SET PROBLEM:
Only the pictures stay out; every record is to be quoted exactly.

MATERIAL TO PROCESS:

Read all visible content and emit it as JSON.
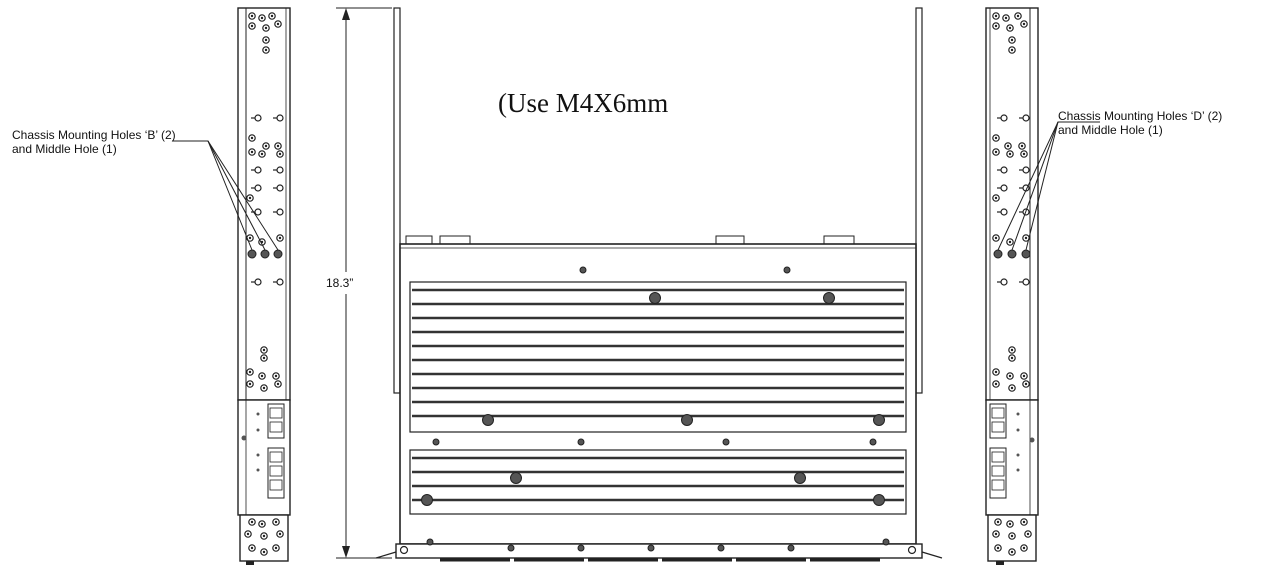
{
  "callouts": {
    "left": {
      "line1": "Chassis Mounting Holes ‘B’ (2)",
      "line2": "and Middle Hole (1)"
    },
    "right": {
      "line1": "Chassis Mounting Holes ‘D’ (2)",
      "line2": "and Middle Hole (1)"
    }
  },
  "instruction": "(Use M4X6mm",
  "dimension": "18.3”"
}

RESPONSE:
Read all visible content and emit it as JSON.
{
  "callouts": {
    "left": {
      "line1": "Chassis Mounting Holes ‘B’ (2)",
      "line2": "and Middle Hole (1)"
    },
    "right": {
      "line1": "Chassis Mounting Holes ‘D’ (2)",
      "line2": "and Middle Hole (1)"
    }
  },
  "instruction": "(Use M4X6mm",
  "dimension": "18.3”"
}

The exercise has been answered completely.